## [Task brief]
Read the material below and tally how many lines hold the word "недель", giving the number and nothing else.

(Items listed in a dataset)

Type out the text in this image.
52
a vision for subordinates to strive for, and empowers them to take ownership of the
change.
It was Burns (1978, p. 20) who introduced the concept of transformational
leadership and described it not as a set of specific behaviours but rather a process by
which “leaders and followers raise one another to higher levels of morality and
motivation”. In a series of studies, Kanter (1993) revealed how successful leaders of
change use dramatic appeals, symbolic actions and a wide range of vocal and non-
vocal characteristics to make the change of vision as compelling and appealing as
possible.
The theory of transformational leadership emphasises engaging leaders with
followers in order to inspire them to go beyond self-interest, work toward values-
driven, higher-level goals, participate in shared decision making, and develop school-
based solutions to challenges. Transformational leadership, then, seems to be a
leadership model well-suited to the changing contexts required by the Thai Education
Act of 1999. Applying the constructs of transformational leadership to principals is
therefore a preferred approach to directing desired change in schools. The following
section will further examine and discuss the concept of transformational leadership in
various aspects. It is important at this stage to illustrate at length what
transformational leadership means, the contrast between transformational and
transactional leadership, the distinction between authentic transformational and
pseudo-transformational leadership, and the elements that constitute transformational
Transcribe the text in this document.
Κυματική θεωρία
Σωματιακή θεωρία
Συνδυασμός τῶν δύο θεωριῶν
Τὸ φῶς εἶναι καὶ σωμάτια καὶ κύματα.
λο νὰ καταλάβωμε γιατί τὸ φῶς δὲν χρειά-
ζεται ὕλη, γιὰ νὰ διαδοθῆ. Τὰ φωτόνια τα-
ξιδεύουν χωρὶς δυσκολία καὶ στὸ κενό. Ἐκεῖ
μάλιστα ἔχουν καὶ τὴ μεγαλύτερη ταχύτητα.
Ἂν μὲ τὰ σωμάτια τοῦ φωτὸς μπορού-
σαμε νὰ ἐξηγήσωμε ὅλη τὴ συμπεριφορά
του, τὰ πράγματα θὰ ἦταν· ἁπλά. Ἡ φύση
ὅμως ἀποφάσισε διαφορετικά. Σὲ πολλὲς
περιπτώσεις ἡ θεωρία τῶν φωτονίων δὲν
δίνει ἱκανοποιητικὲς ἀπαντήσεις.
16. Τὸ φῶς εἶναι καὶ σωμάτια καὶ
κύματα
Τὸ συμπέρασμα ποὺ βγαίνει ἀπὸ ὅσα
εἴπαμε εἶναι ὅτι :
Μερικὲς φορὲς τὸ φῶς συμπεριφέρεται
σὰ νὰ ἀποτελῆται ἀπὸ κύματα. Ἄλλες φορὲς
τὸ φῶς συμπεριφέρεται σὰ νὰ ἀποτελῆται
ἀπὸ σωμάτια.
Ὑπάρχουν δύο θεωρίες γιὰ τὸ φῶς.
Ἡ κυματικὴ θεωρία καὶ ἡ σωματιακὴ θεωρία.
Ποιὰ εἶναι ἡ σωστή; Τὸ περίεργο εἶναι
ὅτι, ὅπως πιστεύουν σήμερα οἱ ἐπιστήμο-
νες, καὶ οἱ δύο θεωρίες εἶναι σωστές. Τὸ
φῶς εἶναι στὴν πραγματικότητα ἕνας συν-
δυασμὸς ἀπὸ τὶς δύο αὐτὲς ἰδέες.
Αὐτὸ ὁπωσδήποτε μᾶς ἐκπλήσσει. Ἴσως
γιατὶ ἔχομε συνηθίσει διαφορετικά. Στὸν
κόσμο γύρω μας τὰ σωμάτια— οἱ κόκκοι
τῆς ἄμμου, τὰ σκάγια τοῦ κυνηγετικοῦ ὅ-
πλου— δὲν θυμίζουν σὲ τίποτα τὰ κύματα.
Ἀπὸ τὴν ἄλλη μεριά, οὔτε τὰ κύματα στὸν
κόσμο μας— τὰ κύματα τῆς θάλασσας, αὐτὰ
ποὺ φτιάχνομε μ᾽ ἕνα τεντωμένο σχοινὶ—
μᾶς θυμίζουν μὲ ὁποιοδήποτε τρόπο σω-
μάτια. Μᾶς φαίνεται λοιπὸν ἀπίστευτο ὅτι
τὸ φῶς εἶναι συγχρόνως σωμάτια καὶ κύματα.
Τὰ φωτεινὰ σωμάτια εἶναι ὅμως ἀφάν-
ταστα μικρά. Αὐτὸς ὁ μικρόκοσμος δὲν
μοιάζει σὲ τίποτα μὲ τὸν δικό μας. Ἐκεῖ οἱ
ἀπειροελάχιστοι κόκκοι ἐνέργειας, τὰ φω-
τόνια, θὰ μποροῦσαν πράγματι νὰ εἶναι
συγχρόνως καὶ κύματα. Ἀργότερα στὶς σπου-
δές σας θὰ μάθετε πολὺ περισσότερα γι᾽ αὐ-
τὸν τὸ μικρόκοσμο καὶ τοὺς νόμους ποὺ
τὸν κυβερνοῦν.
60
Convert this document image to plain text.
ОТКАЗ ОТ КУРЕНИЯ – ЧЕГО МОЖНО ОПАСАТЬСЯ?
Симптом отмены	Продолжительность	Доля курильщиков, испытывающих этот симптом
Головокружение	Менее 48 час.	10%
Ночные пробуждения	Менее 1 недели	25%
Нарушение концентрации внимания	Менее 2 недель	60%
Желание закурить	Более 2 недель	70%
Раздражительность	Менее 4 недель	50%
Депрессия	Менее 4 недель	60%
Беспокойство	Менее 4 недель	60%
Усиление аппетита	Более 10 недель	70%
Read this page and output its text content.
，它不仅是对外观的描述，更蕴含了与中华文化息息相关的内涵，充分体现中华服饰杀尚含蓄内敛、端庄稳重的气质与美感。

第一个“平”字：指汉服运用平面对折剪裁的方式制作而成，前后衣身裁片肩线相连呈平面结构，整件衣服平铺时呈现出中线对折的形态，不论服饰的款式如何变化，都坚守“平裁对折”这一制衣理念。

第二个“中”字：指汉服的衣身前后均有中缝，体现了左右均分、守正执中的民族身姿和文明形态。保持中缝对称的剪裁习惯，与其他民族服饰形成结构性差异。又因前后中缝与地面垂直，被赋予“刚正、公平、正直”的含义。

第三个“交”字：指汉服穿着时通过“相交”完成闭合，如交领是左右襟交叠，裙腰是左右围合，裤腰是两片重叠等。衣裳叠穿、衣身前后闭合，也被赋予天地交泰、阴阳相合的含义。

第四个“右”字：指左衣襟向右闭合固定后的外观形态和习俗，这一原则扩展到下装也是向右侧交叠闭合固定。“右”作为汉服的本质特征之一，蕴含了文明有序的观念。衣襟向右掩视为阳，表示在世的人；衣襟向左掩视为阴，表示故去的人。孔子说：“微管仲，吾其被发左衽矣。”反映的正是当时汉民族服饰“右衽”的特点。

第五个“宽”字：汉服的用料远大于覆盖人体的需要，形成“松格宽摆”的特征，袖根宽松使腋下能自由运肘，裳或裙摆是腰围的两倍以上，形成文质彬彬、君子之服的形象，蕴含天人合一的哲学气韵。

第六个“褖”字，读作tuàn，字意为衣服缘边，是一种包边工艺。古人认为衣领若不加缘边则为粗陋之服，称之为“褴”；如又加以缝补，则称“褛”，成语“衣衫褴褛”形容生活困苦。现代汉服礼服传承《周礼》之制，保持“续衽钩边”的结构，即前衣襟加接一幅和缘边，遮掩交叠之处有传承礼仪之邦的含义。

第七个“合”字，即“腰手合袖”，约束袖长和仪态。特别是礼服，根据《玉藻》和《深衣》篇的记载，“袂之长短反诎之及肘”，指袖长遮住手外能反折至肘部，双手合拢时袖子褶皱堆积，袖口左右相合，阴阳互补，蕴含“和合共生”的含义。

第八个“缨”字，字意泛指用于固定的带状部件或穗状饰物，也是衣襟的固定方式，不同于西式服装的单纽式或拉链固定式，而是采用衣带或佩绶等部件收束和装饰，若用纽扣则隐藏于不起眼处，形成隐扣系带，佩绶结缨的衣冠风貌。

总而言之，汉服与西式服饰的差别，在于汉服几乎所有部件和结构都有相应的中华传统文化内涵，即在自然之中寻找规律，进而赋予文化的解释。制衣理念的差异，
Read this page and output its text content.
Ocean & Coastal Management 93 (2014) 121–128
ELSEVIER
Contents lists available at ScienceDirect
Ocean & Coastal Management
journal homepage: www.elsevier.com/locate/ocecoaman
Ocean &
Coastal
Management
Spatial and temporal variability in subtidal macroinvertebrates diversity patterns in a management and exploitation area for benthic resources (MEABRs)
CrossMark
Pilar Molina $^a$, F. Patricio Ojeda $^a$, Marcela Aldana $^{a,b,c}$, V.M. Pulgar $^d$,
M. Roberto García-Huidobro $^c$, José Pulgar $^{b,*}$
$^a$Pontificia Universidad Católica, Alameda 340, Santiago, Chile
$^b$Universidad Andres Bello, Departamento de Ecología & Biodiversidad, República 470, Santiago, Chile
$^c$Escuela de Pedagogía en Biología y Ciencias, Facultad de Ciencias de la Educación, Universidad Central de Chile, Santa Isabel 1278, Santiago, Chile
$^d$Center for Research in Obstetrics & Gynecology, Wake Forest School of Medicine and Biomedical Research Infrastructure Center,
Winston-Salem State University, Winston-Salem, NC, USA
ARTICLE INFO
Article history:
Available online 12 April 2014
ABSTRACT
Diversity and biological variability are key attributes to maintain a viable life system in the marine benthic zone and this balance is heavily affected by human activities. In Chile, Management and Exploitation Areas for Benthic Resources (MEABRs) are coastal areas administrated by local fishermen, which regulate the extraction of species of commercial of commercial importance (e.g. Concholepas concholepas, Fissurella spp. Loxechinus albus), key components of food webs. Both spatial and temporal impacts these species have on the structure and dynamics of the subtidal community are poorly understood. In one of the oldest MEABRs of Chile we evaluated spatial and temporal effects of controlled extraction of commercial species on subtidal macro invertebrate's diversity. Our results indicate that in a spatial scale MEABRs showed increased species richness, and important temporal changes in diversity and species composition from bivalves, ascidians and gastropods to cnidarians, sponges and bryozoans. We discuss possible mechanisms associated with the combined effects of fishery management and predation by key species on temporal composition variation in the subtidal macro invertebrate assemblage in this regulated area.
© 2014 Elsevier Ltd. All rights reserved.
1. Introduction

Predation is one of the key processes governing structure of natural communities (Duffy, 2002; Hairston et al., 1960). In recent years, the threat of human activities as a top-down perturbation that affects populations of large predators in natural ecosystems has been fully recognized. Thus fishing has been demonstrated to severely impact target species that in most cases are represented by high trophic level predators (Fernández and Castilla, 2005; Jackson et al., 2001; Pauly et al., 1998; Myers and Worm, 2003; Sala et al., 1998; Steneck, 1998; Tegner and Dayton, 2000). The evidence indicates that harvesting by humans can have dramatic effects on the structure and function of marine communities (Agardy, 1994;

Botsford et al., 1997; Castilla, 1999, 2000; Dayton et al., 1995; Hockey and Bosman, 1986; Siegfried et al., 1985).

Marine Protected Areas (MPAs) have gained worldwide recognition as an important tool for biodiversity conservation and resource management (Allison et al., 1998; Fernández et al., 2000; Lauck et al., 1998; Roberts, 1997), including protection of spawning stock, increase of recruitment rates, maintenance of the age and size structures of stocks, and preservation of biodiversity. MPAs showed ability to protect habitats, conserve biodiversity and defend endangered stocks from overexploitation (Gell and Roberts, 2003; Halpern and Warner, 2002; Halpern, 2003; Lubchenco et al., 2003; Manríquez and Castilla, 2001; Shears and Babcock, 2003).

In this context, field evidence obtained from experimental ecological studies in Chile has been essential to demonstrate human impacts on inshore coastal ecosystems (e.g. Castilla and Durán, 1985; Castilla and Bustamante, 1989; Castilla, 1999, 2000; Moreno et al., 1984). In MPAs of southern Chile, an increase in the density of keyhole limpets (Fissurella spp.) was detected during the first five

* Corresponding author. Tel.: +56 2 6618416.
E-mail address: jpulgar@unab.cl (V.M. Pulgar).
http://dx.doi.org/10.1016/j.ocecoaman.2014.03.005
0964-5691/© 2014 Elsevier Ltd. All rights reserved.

## [Output below]
6